- [TASK REQUIREMENTS]: Where a line of the listing below includes the word "What", reproduce that line.
--- start of PROVIDED MATERIAL ---
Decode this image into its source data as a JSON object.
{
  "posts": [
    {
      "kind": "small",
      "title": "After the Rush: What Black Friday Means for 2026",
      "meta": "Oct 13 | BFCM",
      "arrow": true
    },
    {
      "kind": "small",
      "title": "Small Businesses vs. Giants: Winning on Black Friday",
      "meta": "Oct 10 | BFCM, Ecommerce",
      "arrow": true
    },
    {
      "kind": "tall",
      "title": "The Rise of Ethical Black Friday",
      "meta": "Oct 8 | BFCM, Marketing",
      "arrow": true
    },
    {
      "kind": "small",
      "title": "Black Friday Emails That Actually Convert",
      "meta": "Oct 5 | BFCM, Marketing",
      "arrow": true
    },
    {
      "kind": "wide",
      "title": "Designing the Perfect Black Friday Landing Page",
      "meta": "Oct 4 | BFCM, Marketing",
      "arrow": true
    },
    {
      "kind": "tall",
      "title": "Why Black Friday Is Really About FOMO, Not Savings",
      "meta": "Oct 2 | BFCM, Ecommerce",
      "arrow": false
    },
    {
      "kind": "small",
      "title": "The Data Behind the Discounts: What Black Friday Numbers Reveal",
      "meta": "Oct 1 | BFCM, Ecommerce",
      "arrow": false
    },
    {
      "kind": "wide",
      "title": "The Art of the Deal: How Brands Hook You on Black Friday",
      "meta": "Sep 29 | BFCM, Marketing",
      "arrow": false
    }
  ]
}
--- end of PROVIDED MATERIAL ---
- [RESPONSE TO THIS EXERCISE]:
      "title": "After the Rush: What Black Friday Means for 2026",
      "title": "The Data Behind the Discounts: What Black Friday Numbers Reveal",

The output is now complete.